═════ Input material
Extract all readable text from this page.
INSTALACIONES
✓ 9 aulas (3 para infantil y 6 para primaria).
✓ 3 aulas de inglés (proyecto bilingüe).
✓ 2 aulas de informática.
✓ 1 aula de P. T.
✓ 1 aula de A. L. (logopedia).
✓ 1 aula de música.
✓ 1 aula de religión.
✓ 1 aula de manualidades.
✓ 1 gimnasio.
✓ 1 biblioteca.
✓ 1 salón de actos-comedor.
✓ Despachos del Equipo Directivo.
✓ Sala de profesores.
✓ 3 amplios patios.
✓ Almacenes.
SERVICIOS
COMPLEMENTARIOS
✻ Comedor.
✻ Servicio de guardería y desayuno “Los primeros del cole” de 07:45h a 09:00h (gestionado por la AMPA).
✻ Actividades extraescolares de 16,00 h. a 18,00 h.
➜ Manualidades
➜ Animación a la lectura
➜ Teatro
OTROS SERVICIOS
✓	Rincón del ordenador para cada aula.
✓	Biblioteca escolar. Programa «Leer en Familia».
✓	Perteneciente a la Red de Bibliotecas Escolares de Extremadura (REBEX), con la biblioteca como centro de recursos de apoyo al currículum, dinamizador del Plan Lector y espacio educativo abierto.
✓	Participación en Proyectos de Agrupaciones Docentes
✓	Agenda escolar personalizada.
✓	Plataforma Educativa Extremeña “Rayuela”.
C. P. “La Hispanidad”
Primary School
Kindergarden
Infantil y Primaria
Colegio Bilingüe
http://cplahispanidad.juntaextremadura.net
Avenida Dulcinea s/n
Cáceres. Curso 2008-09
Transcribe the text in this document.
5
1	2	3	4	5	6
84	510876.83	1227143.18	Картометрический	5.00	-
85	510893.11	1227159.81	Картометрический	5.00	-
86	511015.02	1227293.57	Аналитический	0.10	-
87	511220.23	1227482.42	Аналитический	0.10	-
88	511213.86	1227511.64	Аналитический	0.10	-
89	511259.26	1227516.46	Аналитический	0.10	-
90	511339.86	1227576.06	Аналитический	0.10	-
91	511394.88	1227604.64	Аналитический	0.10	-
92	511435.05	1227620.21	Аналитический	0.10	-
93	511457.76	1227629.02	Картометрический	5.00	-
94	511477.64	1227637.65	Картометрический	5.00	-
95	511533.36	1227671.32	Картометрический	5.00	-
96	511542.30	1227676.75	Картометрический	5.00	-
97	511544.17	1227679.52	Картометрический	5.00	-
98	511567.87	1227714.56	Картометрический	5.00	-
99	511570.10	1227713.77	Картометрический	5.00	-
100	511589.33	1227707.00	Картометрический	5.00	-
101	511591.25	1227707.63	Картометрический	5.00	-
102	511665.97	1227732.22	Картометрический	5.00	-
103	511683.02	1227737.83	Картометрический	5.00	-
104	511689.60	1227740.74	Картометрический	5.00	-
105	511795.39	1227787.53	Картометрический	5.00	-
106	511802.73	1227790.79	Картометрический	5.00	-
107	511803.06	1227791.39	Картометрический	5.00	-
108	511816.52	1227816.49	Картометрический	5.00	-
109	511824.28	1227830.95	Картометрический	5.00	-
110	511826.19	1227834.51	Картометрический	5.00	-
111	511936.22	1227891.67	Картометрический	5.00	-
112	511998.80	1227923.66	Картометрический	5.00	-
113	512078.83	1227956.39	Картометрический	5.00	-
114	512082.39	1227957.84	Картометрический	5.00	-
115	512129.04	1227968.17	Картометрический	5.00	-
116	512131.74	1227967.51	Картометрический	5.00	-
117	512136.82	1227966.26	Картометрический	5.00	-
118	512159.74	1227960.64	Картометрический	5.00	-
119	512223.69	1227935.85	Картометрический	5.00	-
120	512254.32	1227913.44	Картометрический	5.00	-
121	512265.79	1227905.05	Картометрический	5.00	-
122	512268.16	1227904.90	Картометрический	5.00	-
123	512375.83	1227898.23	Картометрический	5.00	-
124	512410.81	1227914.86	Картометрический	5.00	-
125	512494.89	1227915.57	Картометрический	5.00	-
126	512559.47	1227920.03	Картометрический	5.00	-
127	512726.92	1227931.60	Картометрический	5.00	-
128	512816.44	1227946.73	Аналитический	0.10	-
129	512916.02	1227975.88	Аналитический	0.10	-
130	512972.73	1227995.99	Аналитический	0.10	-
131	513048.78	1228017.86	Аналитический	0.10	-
══════════
Prompt: Copy out every line in the listing where the word "aulas" appears.

Reply:
✓ 9 aulas (3 para infantil y 6 para primaria).
✓ 3 aulas de inglés (proyecto bilingüe).
✓ 2 aulas de informática.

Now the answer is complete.